**WHAT THE TASK ASKS:**
Write the count of lines that contain the word "image" and nothing else.

**ENTRIES PROVIDED:**
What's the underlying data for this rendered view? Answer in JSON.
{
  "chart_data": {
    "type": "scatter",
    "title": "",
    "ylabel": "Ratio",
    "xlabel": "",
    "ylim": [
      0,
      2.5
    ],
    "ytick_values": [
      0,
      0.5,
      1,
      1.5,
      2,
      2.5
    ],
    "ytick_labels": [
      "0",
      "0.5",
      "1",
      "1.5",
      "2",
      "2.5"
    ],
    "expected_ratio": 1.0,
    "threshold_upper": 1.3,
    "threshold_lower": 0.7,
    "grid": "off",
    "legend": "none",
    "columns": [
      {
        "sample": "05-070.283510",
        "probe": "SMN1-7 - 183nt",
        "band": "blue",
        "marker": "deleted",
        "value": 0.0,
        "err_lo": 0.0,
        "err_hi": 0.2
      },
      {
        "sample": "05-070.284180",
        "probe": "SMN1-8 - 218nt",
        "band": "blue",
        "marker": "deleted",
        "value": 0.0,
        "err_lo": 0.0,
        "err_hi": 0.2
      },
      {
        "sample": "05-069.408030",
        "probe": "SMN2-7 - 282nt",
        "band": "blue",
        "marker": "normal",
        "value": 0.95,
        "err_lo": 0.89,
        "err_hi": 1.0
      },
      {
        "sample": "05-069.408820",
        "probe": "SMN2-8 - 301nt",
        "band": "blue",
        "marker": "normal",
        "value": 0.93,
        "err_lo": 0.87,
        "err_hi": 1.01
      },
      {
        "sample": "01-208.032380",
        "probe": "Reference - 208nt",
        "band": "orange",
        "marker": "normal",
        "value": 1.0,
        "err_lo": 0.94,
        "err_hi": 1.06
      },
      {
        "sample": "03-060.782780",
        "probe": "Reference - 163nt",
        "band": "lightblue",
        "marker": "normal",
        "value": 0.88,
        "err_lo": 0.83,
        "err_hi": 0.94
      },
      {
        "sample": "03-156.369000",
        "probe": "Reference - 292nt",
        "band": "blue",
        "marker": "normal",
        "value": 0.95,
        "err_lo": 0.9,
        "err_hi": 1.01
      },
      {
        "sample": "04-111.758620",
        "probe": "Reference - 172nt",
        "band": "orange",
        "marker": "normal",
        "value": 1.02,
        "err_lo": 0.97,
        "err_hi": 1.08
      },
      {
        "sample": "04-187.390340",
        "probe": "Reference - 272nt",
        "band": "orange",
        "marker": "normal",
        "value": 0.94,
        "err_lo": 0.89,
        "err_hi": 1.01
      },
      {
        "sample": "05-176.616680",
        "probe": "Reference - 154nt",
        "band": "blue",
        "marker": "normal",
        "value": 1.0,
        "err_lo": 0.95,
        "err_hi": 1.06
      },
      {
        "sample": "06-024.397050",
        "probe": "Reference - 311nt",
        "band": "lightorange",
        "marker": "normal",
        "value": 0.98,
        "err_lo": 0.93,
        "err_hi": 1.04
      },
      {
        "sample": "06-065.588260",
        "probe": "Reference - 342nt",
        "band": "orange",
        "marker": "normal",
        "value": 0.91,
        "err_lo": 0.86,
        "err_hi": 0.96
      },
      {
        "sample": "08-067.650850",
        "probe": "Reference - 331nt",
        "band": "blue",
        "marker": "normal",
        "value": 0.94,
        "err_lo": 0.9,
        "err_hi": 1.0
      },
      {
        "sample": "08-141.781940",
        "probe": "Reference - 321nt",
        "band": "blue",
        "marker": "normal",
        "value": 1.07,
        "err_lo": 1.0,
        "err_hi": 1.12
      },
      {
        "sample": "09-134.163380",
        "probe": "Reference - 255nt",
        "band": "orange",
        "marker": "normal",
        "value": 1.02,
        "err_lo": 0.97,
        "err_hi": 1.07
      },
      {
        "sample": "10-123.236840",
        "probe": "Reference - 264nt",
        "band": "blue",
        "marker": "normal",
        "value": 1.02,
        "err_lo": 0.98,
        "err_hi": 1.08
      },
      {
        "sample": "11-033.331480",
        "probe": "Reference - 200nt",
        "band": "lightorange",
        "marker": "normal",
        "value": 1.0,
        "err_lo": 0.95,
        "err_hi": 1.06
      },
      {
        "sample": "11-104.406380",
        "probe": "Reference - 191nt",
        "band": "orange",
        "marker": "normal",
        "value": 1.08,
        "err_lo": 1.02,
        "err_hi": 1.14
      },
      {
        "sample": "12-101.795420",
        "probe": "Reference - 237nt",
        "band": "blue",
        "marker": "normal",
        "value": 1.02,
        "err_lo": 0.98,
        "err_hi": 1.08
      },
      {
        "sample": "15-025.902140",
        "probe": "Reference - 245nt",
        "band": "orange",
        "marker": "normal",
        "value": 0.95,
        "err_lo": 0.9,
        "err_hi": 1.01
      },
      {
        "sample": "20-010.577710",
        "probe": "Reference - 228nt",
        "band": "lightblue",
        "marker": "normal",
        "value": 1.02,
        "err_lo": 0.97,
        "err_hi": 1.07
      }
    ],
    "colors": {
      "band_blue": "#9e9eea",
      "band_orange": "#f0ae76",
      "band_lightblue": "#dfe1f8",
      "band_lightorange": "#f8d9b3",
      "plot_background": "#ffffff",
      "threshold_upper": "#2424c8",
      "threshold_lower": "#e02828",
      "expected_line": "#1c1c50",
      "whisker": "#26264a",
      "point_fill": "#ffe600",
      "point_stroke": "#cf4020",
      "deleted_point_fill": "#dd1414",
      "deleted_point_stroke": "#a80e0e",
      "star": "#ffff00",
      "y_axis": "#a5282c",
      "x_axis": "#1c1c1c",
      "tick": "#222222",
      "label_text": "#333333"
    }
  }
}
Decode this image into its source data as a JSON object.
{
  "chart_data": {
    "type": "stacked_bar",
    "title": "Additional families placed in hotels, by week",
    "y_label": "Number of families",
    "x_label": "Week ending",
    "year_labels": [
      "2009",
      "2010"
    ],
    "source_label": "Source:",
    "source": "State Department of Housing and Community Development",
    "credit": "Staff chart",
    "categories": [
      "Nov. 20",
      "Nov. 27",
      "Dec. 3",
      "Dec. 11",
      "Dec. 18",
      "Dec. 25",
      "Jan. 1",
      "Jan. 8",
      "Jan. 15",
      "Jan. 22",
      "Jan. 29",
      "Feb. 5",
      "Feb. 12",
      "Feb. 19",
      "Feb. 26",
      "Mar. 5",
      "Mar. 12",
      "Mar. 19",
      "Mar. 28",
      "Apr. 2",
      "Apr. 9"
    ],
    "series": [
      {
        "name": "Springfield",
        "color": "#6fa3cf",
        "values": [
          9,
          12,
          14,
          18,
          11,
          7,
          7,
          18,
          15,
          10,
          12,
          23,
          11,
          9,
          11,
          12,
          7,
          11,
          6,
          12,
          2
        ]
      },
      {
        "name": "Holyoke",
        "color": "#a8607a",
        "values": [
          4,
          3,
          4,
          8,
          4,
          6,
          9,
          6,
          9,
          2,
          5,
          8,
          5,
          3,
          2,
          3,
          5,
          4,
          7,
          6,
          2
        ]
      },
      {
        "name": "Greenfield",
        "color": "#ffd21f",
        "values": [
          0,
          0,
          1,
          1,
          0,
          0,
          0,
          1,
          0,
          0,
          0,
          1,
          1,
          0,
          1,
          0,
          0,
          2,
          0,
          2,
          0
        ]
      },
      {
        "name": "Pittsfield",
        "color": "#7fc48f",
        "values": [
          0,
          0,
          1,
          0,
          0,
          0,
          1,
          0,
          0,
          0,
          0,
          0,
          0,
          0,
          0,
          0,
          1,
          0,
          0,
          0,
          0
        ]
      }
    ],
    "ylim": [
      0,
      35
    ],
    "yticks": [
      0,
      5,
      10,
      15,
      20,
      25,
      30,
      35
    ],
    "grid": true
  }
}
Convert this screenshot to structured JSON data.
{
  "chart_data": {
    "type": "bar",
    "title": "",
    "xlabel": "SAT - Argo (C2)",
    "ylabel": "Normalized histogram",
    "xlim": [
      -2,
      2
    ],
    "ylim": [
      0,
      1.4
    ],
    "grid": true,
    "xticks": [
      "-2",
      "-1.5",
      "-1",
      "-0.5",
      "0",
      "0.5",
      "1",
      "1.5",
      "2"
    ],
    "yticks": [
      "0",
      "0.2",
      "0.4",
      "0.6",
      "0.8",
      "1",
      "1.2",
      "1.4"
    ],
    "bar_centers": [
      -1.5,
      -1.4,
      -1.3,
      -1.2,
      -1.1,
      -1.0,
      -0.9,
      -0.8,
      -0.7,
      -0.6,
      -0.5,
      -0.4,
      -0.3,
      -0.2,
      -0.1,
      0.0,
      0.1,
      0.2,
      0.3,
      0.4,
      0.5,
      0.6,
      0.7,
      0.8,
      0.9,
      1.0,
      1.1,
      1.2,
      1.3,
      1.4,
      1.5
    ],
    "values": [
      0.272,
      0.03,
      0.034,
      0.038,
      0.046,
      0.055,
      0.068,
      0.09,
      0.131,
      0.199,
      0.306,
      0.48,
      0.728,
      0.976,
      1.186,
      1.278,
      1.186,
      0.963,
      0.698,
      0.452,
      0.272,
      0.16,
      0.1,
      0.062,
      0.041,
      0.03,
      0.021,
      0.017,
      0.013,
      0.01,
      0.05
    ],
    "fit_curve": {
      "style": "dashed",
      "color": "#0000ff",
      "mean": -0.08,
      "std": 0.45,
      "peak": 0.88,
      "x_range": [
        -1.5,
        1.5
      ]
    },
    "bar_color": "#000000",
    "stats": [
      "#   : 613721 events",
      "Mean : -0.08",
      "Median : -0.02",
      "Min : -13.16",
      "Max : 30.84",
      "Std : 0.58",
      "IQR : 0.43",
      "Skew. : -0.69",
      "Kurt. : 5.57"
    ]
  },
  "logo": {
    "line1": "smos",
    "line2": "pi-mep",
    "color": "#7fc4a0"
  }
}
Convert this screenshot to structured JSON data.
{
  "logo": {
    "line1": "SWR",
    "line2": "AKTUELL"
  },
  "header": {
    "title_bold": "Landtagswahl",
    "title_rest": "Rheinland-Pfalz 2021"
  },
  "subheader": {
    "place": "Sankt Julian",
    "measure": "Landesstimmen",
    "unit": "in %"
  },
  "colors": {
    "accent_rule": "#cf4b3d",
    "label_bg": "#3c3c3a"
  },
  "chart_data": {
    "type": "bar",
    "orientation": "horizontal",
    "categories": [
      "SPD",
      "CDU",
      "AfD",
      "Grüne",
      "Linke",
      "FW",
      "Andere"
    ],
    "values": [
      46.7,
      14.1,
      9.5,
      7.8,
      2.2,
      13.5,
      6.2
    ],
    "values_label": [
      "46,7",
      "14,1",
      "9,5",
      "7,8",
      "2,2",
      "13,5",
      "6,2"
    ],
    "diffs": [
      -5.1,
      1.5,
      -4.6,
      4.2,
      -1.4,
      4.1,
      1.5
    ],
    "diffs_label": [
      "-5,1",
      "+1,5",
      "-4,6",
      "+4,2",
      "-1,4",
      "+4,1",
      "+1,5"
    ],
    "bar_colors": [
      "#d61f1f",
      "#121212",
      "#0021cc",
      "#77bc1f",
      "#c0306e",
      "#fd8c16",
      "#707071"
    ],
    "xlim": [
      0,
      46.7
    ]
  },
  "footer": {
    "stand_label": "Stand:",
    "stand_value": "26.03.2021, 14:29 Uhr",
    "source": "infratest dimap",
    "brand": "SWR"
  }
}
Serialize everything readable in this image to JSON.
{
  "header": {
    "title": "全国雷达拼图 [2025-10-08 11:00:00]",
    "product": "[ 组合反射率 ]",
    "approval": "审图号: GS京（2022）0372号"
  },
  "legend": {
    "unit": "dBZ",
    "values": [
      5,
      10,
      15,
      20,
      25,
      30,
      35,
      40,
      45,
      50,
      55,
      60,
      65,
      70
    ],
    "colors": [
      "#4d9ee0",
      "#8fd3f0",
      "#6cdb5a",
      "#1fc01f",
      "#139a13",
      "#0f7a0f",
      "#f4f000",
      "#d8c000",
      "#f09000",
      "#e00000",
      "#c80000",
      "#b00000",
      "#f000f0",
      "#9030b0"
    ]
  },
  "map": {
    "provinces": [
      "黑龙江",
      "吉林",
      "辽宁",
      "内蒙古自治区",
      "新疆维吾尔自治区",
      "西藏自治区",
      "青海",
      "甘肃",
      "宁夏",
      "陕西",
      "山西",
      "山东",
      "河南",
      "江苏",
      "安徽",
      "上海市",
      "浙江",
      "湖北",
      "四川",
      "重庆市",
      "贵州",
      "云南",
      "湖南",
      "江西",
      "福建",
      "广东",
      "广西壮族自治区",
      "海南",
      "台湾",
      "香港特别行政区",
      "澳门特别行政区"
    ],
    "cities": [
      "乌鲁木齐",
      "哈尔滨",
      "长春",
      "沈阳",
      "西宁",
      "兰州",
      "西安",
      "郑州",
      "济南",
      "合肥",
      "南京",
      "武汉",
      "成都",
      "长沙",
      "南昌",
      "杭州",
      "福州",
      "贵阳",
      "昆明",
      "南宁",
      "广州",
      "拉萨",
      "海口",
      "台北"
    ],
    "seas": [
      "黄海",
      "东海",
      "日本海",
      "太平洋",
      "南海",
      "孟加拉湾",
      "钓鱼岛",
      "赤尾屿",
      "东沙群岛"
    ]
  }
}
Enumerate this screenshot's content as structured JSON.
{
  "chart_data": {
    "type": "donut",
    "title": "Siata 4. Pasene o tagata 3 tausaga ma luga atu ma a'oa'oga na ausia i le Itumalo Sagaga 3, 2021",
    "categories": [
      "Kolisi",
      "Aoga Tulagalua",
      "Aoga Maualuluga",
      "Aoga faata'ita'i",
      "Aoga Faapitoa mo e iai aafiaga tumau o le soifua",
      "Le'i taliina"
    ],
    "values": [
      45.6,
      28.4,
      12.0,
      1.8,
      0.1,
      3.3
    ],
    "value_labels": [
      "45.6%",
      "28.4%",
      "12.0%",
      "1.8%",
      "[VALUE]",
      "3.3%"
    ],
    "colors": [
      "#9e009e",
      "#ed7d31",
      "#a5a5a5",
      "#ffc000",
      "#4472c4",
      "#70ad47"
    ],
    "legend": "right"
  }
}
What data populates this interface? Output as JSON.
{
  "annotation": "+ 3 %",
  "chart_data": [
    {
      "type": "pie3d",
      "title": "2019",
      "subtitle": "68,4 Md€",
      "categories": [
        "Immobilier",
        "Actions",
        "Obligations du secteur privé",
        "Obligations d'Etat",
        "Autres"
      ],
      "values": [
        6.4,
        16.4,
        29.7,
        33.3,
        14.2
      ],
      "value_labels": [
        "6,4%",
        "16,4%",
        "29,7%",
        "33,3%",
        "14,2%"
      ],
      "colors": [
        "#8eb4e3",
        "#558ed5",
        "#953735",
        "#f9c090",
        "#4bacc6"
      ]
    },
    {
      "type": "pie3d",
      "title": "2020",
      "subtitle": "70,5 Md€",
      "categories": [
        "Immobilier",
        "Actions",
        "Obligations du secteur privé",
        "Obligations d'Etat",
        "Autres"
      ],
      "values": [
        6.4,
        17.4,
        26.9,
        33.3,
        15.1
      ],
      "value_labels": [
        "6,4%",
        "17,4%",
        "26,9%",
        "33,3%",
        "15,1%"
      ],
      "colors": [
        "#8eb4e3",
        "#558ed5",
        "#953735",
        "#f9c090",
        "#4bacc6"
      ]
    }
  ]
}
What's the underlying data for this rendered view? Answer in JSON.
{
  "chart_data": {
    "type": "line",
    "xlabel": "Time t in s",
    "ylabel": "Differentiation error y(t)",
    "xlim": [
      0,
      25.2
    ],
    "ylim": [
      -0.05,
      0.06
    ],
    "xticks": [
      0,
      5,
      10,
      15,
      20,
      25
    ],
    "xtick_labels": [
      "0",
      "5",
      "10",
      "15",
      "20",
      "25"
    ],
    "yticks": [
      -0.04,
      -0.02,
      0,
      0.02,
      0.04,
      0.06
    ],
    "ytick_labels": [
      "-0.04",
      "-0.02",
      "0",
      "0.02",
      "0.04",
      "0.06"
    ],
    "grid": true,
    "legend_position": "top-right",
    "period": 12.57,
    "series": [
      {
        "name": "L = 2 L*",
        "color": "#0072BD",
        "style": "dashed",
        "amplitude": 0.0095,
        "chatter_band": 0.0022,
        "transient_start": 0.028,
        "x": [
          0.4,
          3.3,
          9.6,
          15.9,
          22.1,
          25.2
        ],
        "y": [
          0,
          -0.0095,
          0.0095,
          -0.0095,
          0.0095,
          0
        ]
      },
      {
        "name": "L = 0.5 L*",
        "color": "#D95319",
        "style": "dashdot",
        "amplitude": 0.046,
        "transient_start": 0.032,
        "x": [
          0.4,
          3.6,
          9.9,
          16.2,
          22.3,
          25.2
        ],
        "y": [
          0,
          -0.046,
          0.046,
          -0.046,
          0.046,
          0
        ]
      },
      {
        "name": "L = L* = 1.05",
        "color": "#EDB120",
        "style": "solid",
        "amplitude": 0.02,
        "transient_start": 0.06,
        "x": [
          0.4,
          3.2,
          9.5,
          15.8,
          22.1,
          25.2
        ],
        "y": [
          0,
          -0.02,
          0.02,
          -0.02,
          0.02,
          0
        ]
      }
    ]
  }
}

**TASK RESULT:**
2